### The request
In the data below, find every line with the string "Dictadura" and pull it out.

Extracted data entries:
┌────────
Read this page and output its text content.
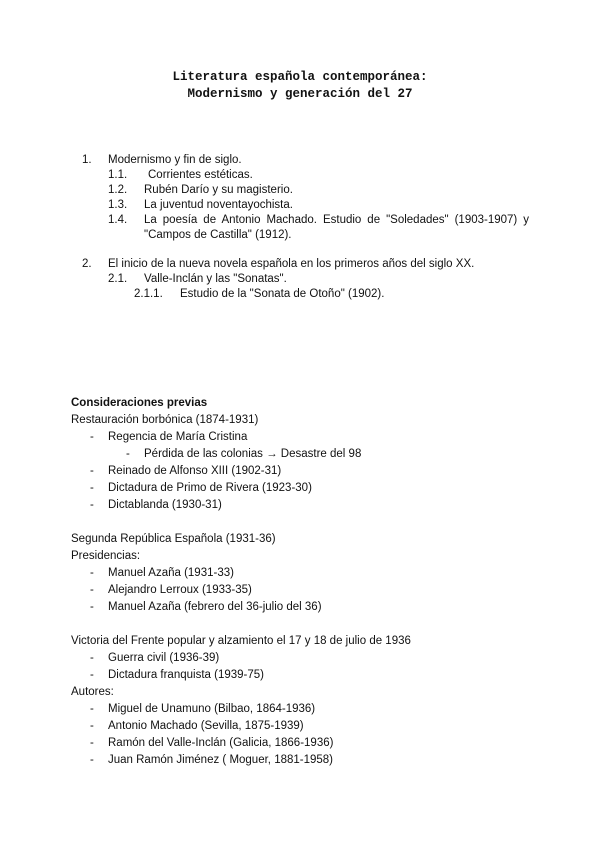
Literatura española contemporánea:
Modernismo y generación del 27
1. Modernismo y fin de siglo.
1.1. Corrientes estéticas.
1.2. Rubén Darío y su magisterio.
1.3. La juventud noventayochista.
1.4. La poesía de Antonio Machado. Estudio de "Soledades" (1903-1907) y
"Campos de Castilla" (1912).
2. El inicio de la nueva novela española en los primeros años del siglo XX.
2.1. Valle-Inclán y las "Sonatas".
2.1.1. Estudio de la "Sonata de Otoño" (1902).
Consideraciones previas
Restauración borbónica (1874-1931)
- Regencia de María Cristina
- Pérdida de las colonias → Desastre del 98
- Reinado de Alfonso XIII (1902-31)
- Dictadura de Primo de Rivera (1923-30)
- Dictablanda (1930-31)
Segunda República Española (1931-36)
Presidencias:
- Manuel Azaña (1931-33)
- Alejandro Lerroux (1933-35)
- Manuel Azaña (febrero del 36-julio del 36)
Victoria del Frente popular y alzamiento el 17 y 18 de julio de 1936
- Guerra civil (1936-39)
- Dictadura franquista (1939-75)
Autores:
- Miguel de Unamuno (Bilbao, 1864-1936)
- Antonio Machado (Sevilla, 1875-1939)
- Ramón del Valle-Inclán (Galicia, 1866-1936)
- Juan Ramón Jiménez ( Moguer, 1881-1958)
└────────
┌────────
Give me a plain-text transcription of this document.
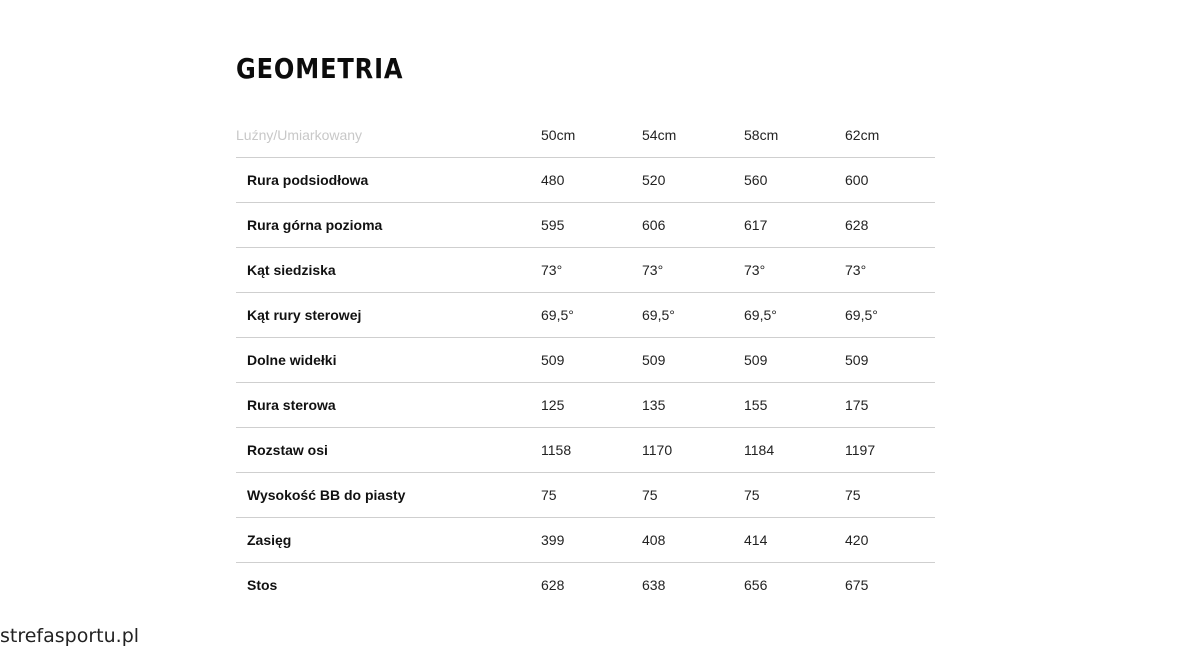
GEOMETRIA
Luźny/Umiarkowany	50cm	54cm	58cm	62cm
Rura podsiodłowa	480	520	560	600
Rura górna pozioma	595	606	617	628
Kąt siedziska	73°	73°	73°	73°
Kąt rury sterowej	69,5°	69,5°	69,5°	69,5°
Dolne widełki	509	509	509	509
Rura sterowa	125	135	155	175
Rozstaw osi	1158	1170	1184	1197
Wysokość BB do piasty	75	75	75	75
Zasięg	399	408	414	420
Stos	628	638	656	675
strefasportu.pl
└────────
┌────────
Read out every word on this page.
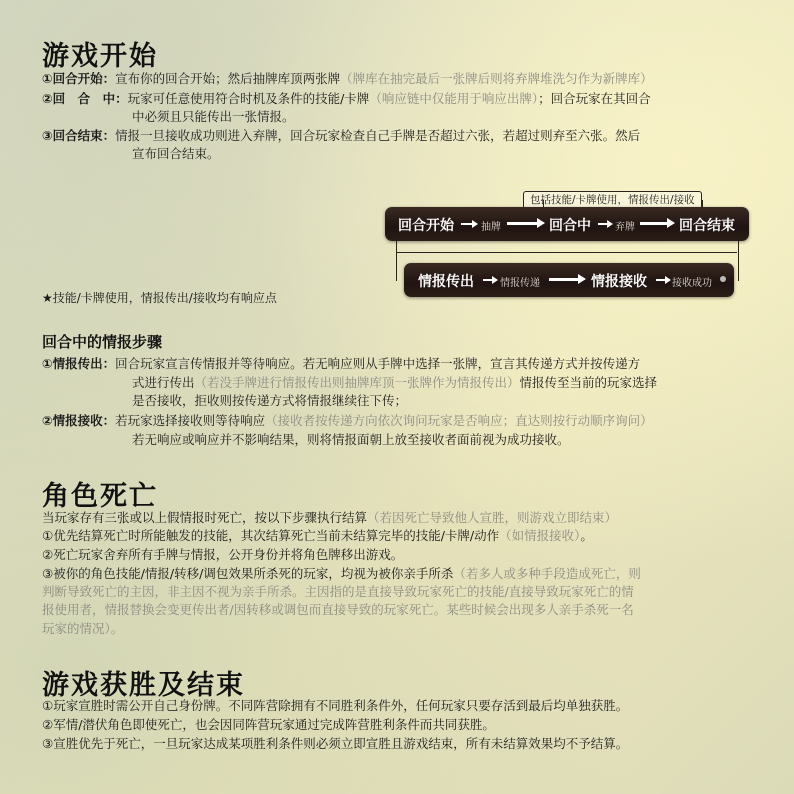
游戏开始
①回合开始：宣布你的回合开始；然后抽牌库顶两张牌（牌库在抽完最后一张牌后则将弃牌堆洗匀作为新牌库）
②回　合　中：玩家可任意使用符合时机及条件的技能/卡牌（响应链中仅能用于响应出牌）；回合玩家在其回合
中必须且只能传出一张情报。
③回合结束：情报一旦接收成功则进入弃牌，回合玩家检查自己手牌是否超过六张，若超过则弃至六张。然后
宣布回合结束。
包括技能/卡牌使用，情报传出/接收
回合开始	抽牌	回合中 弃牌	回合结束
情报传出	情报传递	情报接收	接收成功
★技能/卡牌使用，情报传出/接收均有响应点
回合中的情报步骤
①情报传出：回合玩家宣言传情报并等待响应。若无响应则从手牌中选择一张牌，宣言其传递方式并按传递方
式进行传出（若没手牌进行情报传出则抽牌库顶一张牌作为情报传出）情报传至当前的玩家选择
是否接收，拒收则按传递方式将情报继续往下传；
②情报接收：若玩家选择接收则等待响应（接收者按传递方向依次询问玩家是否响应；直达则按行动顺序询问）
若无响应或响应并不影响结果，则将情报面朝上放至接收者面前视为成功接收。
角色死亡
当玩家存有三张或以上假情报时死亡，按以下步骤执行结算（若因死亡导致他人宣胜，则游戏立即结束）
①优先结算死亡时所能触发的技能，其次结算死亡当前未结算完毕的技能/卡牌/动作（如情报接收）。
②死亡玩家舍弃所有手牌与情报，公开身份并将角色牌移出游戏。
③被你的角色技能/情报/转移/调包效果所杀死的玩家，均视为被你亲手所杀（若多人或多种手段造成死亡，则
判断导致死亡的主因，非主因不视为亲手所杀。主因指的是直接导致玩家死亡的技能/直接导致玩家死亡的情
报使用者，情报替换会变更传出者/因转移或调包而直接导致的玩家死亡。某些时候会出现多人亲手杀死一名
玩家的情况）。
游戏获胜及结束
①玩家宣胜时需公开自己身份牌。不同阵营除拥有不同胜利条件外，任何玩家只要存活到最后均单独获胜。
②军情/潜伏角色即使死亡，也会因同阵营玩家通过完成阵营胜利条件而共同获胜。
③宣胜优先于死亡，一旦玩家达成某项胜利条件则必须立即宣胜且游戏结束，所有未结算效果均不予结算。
└────────
### Solution for this problem
- Dictadura de Primo de Rivera (1923-30)
- Dictadura franquista (1939-75)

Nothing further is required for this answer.